节选原文 –
==============================

用PDF替换特定文档

时间:2016-01-12 16:11:38

标签: c# ghostscript ghostscript.net

包括:

using Ghostscript.NET;
using Ghostscript.NET.Processor;
using Ghostscript.NET.Rasterizer;

现在,我正在使用Ghostscript.Net将几个单独的PDF合并到一个文档中:

/// <summary>
/// Ghostscripts the file specified in parameter 1 as a PDF to the file specified in parameter 2
/// </summary>
/// <param name="fileNames">String[]. Array of Full Paths to a file to convert to a single PDF</param>
/// <param name="outputPath">String. Full Path to where Ghostscript will write the PDF</param>
public static void GhostscriptNetJoin(String[] fileNames, String outputPath)
{
    var sb = new StringBuilder();
    foreach (var fileName in fileNames)
    {
        var source = (fileName.IndexOf(' ') == -1) ? fileName : String.Format("\"{0}\"", fileName);
        sb.Append(source + " ");
    }
    var output_file = (outputPath.IndexOf(' ') == -1) ? outputPath : String.Format("\"{0}\"", outputPath);
    var gsArgs = new List<String>();
    gsArgs.Add("-empty"); // first argument is ignored. REF: http://stackoverflow.com/q/25202577/153923
    gsArgs.Add("-dBATCH");
    gsArgs.Add("-q");
    gsArgs.Add("-dNOPAUSE");
    gsArgs.Add("-dNOPROMPT");
    gsArgs.Add("-sDEVICE=pdfwrite");
    gsArgs.Add("-dPDFSETTINGS=/prepress");
    gsArgs.Add(String.Format(@"-sOutputFile={0}", output_file));
    gsArgs.Add(sb.ToString());
    var version = GhostscriptVersionInfo.GetLastInstalledVersion();
    using (var processor = new GhostscriptProcessor(version, false))

==============================

数据展示 –
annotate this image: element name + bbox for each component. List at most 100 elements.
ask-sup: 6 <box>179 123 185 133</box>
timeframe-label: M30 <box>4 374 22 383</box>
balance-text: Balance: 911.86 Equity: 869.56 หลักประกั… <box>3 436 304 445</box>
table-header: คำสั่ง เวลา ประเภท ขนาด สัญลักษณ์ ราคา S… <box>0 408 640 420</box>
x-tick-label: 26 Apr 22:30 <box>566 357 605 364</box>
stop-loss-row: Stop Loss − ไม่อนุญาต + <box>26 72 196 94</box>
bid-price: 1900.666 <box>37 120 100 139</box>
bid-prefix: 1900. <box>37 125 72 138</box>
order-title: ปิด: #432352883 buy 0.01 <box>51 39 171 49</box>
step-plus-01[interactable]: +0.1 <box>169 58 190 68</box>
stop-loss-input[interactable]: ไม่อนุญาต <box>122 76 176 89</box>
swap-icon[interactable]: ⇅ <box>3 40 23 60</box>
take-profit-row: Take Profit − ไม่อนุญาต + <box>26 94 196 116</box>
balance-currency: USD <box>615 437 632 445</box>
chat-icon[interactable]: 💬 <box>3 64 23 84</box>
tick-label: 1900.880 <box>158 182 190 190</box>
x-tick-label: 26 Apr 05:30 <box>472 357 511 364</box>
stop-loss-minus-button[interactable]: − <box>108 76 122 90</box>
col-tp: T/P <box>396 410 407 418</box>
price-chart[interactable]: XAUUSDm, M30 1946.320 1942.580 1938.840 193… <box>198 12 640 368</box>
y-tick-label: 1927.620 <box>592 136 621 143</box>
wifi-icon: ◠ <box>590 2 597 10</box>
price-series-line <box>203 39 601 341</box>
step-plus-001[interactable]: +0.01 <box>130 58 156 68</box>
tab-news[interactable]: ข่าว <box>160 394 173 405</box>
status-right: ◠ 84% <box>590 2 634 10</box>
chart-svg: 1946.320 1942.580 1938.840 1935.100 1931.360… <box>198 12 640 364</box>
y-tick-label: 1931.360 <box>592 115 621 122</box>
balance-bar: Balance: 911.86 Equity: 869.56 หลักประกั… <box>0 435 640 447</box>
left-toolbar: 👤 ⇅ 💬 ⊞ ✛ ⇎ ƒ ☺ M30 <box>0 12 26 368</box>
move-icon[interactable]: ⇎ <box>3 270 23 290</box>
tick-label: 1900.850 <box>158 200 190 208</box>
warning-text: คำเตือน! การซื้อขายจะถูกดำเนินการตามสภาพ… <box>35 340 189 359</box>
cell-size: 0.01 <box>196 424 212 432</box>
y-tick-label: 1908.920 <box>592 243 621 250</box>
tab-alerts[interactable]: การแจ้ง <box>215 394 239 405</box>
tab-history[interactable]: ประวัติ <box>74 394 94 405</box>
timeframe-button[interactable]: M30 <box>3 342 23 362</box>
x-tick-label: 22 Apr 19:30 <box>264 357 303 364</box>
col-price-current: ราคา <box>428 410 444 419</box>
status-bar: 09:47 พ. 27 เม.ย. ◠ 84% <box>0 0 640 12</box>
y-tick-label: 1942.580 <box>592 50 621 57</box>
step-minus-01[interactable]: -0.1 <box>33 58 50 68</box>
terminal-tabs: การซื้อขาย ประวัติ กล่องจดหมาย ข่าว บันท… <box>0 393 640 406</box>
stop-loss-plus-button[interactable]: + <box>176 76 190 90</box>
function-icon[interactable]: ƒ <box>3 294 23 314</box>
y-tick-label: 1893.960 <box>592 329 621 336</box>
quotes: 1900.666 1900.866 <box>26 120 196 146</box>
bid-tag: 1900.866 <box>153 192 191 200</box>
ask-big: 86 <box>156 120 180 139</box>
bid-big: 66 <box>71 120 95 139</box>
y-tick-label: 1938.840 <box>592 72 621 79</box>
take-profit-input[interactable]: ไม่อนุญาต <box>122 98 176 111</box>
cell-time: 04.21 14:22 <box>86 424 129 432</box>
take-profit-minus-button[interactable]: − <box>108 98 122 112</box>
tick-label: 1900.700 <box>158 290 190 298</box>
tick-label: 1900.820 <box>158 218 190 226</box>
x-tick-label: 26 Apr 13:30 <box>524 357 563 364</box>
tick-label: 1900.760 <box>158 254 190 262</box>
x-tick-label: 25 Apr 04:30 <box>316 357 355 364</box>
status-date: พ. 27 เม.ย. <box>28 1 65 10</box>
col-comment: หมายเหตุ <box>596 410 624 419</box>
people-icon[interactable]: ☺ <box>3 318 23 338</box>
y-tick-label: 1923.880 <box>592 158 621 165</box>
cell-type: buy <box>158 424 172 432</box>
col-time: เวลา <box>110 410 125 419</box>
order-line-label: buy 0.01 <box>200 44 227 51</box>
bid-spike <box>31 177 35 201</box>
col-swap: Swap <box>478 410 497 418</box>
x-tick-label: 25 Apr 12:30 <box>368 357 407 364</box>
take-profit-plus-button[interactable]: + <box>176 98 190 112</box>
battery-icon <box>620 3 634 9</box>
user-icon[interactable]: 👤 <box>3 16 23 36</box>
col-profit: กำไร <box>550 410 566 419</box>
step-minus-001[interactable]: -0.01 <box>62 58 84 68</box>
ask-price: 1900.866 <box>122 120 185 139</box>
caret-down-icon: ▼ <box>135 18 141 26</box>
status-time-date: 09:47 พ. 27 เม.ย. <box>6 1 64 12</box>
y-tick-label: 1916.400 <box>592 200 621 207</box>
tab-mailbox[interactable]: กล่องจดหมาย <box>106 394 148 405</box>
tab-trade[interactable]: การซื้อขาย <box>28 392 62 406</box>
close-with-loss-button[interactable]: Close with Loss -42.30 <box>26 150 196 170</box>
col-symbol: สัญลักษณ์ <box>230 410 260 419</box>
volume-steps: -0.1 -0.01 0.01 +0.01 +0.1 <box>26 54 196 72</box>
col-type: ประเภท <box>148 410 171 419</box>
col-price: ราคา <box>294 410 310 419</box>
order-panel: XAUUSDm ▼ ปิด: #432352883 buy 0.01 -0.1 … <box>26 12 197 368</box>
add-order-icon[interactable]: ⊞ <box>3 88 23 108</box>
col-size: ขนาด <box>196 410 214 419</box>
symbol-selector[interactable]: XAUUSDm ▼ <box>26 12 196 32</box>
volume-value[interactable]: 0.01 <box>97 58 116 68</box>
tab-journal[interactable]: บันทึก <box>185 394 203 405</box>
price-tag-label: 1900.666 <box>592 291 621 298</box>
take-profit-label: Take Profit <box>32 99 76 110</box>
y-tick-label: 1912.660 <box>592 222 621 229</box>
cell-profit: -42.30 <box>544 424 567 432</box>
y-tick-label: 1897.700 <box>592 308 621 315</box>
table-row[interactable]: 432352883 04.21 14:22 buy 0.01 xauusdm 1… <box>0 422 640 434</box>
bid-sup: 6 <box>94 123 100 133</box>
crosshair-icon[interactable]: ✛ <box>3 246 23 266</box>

==============================

练习题 –
- a) 请引用关于Ghostscript.Net合并PDF的节选中从“现在,我正在使用Ghosts”开始、一直到“fileNames, String outputPath)”为止的文字。
- b) 在关于Ghostscript.Net合并PDF的节选中，作者用什么把几个单独的PDF合并到一个文档中？

参考答案 –
- a)
现在,我正在使用Ghostscript.Net将几个单独的PDF合并到一个文档中:

/// <summary>
/// Ghostscripts the file specified in parameter 1 as a PDF to the file specified in parameter 2
/// </summary>
/// <param name="fileNames">String[]. Array of Full Paths to a file to convert to a single PDF</param>
/// <param name="outputPath">String. Full Path to where Ghostscript will write the PDF</param>
public static void GhostscriptNetJoin(String[] fileNames, String outputPath)

- b) Ghostscript.Net。